* WHAT YOU ARE ASKED TO DO
Read the records below. Copy each line where the string "level" occurs.

Figure contents as structured data

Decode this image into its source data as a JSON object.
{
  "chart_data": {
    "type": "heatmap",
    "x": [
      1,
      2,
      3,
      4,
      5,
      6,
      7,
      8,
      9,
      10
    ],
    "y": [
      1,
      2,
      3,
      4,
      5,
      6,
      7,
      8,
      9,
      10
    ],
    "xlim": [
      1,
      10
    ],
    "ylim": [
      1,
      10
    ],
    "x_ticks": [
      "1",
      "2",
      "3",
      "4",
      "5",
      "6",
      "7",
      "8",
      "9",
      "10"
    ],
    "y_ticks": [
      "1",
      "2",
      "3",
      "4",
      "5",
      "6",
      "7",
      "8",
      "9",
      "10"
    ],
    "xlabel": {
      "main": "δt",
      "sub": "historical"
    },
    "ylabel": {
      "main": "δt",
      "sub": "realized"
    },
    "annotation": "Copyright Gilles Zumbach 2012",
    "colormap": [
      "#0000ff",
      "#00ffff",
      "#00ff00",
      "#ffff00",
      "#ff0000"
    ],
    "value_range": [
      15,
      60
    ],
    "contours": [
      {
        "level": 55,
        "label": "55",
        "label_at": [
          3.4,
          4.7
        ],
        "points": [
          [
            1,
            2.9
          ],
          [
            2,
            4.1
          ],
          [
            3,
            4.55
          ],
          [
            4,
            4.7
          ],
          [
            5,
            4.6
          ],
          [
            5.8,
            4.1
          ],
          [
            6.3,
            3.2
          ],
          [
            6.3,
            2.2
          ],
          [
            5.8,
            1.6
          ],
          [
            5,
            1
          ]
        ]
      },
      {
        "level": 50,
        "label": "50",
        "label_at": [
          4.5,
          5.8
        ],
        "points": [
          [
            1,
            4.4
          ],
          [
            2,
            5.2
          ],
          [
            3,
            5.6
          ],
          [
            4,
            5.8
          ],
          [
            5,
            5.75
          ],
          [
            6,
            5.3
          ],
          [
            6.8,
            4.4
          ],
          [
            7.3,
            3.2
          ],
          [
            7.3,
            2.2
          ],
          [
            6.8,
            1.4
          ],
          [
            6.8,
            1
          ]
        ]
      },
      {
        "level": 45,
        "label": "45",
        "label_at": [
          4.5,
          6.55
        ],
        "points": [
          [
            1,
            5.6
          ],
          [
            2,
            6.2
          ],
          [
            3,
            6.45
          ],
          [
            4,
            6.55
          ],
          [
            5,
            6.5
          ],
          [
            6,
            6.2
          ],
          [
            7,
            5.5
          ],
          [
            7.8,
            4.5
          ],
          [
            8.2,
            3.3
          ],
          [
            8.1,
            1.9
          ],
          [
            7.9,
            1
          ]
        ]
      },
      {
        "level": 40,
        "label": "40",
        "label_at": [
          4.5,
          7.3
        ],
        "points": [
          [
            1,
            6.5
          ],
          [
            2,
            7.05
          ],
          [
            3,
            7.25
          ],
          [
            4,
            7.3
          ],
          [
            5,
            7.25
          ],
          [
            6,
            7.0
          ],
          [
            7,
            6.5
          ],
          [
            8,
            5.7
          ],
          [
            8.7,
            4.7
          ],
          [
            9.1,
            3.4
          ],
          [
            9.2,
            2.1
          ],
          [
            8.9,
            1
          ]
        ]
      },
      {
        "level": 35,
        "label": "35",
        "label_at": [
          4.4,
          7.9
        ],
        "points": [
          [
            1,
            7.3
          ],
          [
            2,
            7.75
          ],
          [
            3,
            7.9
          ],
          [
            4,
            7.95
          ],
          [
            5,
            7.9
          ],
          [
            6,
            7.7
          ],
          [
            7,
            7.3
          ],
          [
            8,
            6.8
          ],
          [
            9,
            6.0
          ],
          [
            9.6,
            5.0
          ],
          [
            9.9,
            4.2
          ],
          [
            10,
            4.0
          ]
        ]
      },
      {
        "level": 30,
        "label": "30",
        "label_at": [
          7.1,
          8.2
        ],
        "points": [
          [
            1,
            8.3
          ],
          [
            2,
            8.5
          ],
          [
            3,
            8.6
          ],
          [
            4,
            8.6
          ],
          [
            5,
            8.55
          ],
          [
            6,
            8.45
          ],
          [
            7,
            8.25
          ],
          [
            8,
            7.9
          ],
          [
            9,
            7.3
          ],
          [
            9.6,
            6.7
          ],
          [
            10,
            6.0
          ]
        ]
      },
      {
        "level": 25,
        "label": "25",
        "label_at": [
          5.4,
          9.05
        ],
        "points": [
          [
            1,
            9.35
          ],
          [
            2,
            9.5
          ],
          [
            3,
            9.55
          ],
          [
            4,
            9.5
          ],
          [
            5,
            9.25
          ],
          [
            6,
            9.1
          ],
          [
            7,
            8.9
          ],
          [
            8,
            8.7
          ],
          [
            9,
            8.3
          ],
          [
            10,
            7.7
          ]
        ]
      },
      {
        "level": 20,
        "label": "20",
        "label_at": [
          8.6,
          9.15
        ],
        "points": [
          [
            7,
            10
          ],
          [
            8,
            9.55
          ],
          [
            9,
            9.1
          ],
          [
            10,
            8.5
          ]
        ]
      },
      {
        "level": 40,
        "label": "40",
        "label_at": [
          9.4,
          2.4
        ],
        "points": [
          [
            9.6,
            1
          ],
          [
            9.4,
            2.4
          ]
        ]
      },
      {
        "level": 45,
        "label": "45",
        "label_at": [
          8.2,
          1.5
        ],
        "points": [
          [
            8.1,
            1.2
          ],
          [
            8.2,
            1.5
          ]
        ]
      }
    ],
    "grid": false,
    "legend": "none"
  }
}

* SOLUTION TO THE EXERCISE
        "level": 55,
        "level": 50,
        "level": 45,
        "level": 40,
        "level": 35,
        "level": 30,
        "level": 25,
        "level": 20,
        "level": 40,
        "level": 45,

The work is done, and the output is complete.